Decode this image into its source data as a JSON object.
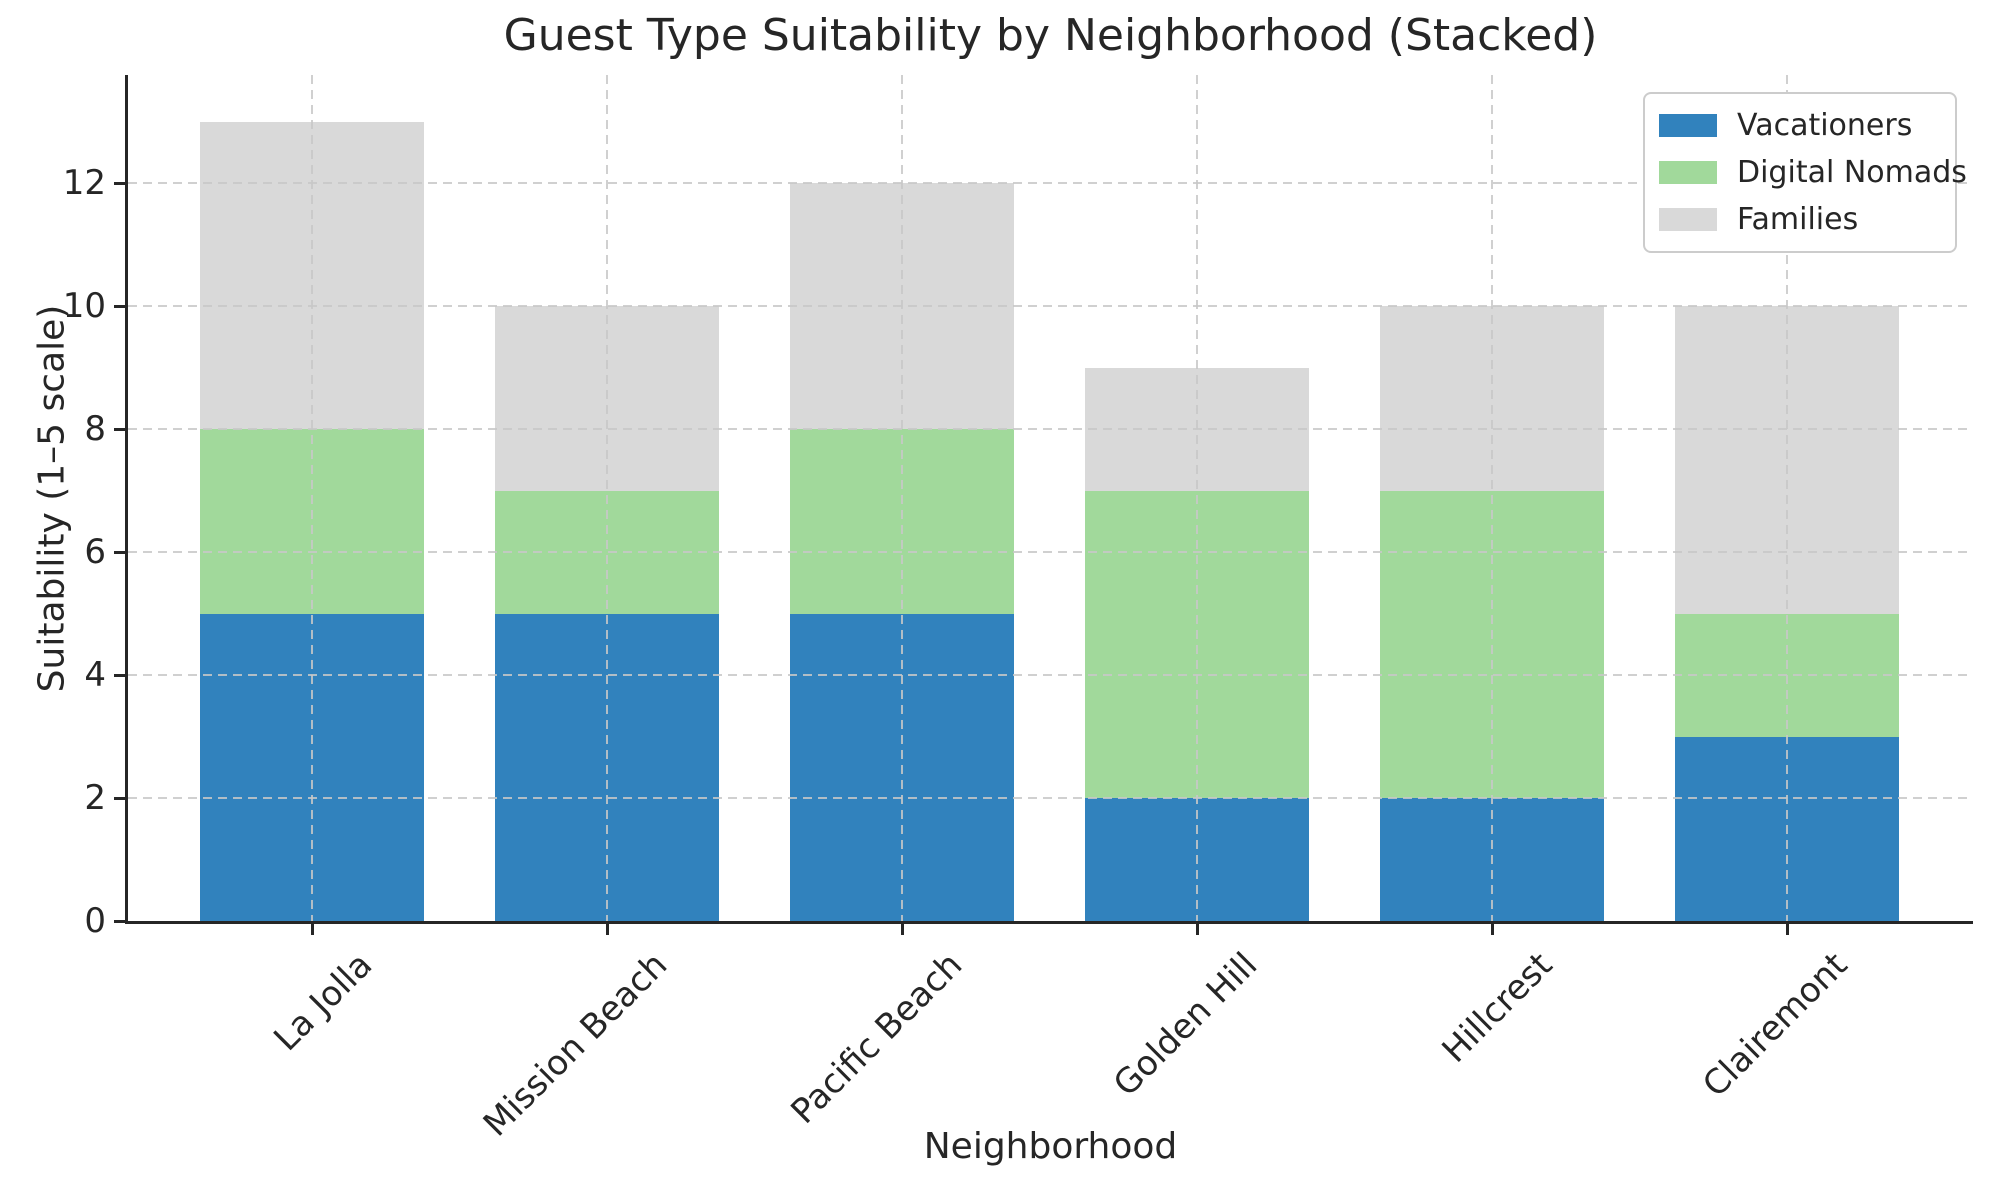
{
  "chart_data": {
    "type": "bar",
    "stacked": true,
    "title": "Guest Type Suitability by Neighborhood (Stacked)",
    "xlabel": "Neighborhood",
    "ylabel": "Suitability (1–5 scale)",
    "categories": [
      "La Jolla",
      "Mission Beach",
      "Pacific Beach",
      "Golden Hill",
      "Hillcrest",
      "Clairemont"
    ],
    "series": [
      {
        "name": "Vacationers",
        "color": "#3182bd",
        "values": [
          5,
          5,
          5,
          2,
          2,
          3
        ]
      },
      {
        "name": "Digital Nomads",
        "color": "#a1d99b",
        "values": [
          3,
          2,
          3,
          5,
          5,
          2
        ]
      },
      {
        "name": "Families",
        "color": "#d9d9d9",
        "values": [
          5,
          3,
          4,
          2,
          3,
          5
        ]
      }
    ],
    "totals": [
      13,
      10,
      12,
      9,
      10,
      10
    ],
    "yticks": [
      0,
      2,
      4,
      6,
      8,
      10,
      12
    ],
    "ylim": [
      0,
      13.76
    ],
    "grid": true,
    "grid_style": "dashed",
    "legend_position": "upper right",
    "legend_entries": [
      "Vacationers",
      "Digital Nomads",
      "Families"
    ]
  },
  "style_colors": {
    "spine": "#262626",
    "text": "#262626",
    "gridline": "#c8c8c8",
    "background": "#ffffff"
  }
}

Given task: Search the entries for the word "Suitability" and gather every line where it appears.

Result of this task:
    "title": "Guest Type Suitability by Neighborhood (Stacked)",
    "ylabel": "Suitability (1–5 scale)",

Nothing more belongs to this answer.